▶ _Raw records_
☆ ☆ ☆ ☆ ☆

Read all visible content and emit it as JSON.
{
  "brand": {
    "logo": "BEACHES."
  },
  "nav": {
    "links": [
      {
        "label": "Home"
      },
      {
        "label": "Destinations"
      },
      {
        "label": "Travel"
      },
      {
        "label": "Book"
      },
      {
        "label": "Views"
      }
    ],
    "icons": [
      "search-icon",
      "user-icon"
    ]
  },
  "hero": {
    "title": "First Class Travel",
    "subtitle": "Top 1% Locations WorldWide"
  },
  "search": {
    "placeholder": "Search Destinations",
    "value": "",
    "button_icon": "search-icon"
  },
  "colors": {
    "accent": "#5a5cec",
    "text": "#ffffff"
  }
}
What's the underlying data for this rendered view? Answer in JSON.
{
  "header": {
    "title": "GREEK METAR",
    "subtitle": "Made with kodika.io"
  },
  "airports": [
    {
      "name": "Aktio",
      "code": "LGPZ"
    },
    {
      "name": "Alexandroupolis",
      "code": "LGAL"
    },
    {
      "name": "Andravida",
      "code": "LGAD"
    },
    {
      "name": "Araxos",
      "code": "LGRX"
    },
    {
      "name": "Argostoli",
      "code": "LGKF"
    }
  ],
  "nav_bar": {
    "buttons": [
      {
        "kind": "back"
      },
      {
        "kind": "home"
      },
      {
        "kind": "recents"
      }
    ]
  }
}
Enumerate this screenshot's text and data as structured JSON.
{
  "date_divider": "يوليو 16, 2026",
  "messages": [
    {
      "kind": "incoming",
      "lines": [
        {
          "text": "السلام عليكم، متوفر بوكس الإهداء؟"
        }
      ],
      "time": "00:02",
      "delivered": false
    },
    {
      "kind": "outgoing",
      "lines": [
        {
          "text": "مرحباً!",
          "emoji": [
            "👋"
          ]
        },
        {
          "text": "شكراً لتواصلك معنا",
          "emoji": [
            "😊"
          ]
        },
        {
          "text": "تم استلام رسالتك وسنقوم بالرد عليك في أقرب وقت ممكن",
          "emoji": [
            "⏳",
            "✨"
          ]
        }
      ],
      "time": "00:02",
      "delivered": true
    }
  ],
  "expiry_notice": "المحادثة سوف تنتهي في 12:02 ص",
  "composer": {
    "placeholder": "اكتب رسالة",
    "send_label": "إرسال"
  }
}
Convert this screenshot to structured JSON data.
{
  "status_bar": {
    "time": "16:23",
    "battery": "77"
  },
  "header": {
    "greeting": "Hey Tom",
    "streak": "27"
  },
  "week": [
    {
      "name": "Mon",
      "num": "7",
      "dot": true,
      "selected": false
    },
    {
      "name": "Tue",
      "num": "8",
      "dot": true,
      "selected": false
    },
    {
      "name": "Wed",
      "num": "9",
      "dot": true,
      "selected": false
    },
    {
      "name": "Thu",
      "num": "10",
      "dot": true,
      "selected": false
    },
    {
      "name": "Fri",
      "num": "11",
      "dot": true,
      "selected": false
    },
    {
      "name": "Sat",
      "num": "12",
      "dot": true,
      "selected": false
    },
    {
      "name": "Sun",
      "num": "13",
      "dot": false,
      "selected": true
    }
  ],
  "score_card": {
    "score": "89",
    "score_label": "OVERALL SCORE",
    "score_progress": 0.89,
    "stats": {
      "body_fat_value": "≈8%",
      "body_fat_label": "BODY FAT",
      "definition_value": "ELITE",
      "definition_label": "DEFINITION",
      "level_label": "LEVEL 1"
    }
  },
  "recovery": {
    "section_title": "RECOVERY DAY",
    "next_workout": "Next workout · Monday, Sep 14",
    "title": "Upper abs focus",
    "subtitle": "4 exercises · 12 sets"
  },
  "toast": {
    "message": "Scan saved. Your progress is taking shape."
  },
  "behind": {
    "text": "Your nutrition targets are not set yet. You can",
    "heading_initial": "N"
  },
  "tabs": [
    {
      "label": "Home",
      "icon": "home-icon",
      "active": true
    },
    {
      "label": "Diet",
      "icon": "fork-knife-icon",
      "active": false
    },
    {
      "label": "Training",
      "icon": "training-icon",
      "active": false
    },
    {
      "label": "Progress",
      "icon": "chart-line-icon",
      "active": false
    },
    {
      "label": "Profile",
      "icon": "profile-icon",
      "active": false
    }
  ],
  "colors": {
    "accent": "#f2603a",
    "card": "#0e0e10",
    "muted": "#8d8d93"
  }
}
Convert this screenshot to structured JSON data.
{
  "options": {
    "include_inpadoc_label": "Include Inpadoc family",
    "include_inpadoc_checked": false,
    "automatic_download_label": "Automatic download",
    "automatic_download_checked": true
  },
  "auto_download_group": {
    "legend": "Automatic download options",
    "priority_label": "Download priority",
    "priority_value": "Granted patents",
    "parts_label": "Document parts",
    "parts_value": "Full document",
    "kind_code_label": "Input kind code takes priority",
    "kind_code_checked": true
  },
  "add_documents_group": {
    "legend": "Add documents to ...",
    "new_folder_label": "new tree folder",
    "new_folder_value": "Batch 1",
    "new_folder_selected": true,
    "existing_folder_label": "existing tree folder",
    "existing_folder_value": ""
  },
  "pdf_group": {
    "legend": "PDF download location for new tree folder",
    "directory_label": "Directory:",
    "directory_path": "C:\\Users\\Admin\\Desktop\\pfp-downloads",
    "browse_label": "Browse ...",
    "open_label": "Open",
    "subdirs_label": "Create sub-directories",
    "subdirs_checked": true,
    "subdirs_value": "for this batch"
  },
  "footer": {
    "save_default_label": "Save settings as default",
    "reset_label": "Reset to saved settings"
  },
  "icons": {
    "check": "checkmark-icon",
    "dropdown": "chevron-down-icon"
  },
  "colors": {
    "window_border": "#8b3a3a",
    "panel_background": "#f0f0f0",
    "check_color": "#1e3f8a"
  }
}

☆ ☆ ☆ ☆ ☆

▶ _BRIEF_
Write down every line of the data exactly as it appears above.

▶ _OUTPUT_
Read all visible content and emit it as JSON.
{
  "brand": {
    "logo": "BEACHES."
  },
  "nav": {
    "links": [
      {
        "label": "Home"
      },
      {
        "label": "Destinations"
      },
      {
        "label": "Travel"
      },
      {
        "label": "Book"
      },
      {
        "label": "Views"
      }
    ],
    "icons": [
      "search-icon",
      "user-icon"
    ]
  },
  "hero": {
    "title": "First Class Travel",
    "subtitle": "Top 1% Locations WorldWide"
  },
  "search": {
    "placeholder": "Search Destinations",
    "value": "",
    "button_icon": "search-icon"
  },
  "colors": {
    "accent": "#5a5cec",
    "text": "#ffffff"
  }
}
What's the underlying data for this rendered view? Answer in JSON.
{
  "header": {
    "title": "GREEK METAR",
    "subtitle": "Made with kodika.io"
  },
  "airports": [
    {
      "name": "Aktio",
      "code": "LGPZ"
    },
    {
      "name": "Alexandroupolis",
      "code": "LGAL"
    },
    {
      "name": "Andravida",
      "code": "LGAD"
    },
    {
      "name": "Araxos",
      "code": "LGRX"
    },
    {
      "name": "Argostoli",
      "code": "LGKF"
    }
  ],
  "nav_bar": {
    "buttons": [
      {
        "kind": "back"
      },
      {
        "kind": "home"
      },
      {
        "kind": "recents"
      }
    ]
  }
}
Enumerate this screenshot's text and data as structured JSON.
{
  "date_divider": "يوليو 16, 2026",
  "messages": [
    {
      "kind": "incoming",
      "lines": [
        {
          "text": "السلام عليكم، متوفر بوكس الإهداء؟"
        }
      ],
      "time": "00:02",
      "delivered": false
    },
    {
      "kind": "outgoing",
      "lines": [
        {
          "text": "مرحباً!",
          "emoji": [
            "👋"
          ]
        },
        {
          "text": "شكراً لتواصلك معنا",
          "emoji": [
            "😊"
          ]
        },
        {
          "text": "تم استلام رسالتك وسنقوم بالرد عليك في أقرب وقت ممكن",
          "emoji": [
            "⏳",
            "✨"
          ]
        }
      ],
      "time": "00:02",
      "delivered": true
    }
  ],
  "expiry_notice": "المحادثة سوف تنتهي في 12:02 ص",
  "composer": {
    "placeholder": "اكتب رسالة",
    "send_label": "إرسال"
  }
}
Convert this screenshot to structured JSON data.
{
  "status_bar": {
    "time": "16:23",
    "battery": "77"
  },
  "header": {
    "greeting": "Hey Tom",
    "streak": "27"
  },
  "week": [
    {
      "name": "Mon",
      "num": "7",
      "dot": true,
      "selected": false
    },
    {
      "name": "Tue",
      "num": "8",
      "dot": true,
      "selected": false
    },
    {
      "name": "Wed",
      "num": "9",
      "dot": true,
      "selected": false
    },
    {
      "name": "Thu",
      "num": "10",
      "dot": true,
      "selected": false
    },
    {
      "name": "Fri",
      "num": "11",
      "dot": true,
      "selected": false
    },
    {
      "name": "Sat",
      "num": "12",
      "dot": true,
      "selected": false
    },
    {
      "name": "Sun",
      "num": "13",
      "dot": false,
      "selected": true
    }
  ],
  "score_card": {
    "score": "89",
    "score_label": "OVERALL SCORE",
    "score_progress": 0.89,
    "stats": {
      "body_fat_value": "≈8%",
      "body_fat_label": "BODY FAT",
      "definition_value": "ELITE",
      "definition_label": "DEFINITION",
      "level_label": "LEVEL 1"
    }
  },
  "recovery": {
    "section_title": "RECOVERY DAY",
    "next_workout": "Next workout · Monday, Sep 14",
    "title": "Upper abs focus",
    "subtitle": "4 exercises · 12 sets"
  },
  "toast": {
    "message": "Scan saved. Your progress is taking shape."
  },
  "behind": {
    "text": "Your nutrition targets are not set yet. You can",
    "heading_initial": "N"
  },
  "tabs": [
    {
      "label": "Home",
      "icon": "home-icon",
      "active": true
    },
    {
      "label": "Diet",
      "icon": "fork-knife-icon",
      "active": false
    },
    {
      "label": "Training",
      "icon": "training-icon",
      "active": false
    },
    {
      "label": "Progress",
      "icon": "chart-line-icon",
      "active": false
    },
    {
      "label": "Profile",
      "icon": "profile-icon",
      "active": false
    }
  ],
  "colors": {
    "accent": "#f2603a",
    "card": "#0e0e10",
    "muted": "#8d8d93"
  }
}
Convert this screenshot to structured JSON data.
{
  "options": {
    "include_inpadoc_label": "Include Inpadoc family",
    "include_inpadoc_checked": false,
    "automatic_download_label": "Automatic download",
    "automatic_download_checked": true
  },
  "auto_download_group": {
    "legend": "Automatic download options",
    "priority_label": "Download priority",
    "priority_value": "Granted patents",
    "parts_label": "Document parts",
    "parts_value": "Full document",
    "kind_code_label": "Input kind code takes priority",
    "kind_code_checked": true
  },
  "add_documents_group": {
    "legend": "Add documents to ...",
    "new_folder_label": "new tree folder",
    "new_folder_value": "Batch 1",
    "new_folder_selected": true,
    "existing_folder_label": "existing tree folder",
    "existing_folder_value": ""
  },
  "pdf_group": {
    "legend": "PDF download location for new tree folder",
    "directory_label": "Directory:",
    "directory_path": "C:\\Users\\Admin\\Desktop\\pfp-downloads",
    "browse_label": "Browse ...",
    "open_label": "Open",
    "subdirs_label": "Create sub-directories",
    "subdirs_checked": true,
    "subdirs_value": "for this batch"
  },
  "footer": {
    "save_default_label": "Save settings as default",
    "reset_label": "Reset to saved settings"
  },
  "icons": {
    "check": "checkmark-icon",
    "dropdown": "chevron-down-icon"
  },
  "colors": {
    "window_border": "#8b3a3a",
    "panel_background": "#f0f0f0",
    "check_color": "#1e3f8a"
  }
}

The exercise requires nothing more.